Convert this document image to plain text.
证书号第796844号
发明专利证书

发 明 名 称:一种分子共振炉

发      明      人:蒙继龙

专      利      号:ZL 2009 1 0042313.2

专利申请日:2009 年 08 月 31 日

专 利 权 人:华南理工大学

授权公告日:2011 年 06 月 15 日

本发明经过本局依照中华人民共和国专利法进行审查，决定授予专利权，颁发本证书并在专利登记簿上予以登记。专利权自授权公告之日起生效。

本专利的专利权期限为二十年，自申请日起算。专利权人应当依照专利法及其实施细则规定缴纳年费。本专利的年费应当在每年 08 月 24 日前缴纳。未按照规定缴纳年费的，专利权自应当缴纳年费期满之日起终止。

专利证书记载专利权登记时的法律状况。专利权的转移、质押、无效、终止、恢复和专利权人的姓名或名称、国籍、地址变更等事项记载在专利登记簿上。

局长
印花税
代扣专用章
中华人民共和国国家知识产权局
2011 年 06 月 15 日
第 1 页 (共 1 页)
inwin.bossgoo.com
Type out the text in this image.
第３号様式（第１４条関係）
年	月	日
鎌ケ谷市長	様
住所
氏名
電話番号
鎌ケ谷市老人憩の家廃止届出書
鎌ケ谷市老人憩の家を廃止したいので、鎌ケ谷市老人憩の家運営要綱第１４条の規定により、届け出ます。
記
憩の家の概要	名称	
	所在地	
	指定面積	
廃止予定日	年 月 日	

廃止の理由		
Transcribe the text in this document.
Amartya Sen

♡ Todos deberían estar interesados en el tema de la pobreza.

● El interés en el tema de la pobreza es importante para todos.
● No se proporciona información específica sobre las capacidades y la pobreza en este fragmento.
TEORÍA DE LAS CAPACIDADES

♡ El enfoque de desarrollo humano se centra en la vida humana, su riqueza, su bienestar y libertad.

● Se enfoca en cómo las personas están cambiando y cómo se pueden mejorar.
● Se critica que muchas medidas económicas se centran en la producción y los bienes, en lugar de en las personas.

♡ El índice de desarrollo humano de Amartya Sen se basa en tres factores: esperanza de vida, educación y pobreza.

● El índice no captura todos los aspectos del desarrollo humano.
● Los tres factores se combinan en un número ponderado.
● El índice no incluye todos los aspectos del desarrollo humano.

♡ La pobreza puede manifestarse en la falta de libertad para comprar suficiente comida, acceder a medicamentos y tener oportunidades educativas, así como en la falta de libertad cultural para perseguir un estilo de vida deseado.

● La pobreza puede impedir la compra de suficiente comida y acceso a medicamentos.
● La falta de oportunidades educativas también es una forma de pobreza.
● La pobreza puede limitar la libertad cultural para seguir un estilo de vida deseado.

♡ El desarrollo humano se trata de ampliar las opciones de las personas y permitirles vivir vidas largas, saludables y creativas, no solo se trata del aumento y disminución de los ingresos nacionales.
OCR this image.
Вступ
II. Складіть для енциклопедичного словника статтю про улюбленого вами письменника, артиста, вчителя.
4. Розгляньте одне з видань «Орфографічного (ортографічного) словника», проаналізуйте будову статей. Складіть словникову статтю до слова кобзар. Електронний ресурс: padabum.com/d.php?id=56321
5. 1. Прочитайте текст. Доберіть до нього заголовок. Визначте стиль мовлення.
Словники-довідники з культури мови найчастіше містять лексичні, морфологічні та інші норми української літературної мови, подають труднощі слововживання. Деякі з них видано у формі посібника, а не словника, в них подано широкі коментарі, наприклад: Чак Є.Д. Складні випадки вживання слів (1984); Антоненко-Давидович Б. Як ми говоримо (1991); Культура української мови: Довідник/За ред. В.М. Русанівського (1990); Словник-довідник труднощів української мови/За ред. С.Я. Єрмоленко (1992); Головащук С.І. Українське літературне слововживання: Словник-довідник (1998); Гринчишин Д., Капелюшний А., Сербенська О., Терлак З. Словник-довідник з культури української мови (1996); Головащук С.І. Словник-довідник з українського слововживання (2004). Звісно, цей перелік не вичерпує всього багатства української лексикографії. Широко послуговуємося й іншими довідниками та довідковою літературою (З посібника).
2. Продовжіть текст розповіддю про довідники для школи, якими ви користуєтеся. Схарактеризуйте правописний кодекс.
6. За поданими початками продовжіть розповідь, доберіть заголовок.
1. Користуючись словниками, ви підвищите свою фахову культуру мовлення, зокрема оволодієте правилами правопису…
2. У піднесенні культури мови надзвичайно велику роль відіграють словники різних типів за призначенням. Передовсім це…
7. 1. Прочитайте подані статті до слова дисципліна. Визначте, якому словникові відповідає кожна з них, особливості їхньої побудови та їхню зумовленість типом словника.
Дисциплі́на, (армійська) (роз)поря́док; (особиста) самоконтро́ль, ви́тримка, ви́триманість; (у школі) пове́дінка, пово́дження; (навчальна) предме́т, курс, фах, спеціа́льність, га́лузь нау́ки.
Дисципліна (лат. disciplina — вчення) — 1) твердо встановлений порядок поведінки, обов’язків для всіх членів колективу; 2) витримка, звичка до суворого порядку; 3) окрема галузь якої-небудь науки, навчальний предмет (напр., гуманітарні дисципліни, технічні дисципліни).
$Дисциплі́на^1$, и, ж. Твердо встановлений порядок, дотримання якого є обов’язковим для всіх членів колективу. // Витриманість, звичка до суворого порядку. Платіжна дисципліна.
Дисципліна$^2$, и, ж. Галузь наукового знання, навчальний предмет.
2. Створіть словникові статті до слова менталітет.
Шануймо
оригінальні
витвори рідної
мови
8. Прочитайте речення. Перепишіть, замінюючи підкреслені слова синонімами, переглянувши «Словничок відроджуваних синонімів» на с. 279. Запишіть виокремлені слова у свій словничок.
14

> **What needs to be done**
Consider the entries above and return each line with the string "мови".

> **The answer**
Словники-довідники з культури мови найчастіше містять лексичні, морфологічні та інші норми української літературної мови, подають труднощі слововживання. Деякі з них видано у формі посібника, а не словника, в них подано широкі коментарі, наприклад: Чак Є.Д. Складні випадки вживання слів (1984); Антоненко-Давидович Б. Як ми говоримо (1991); Культура української мови: Довідник/За ред. В.М. Русанівського (1990); Словник-довідник труднощів української мови/За ред. С.Я. Єрмоленко (1992); Головащук С.І. Українське літературне слововживання: Словник-довідник (1998); Гринчишин Д., Капелюшний А., Сербенська О., Терлак З. Словник-довідник з культури української мови (1996); Головащук С.І. Словник-довідник з українського слововживання (2004). Звісно, цей перелік не вичерпує всього багатства української лексикографії. Широко послуговуємося й іншими довідниками та довідковою літературою (З посібника).
2. У піднесенні культури мови надзвичайно велику роль відіграють словники різних типів за призначенням. Передовсім це…
мови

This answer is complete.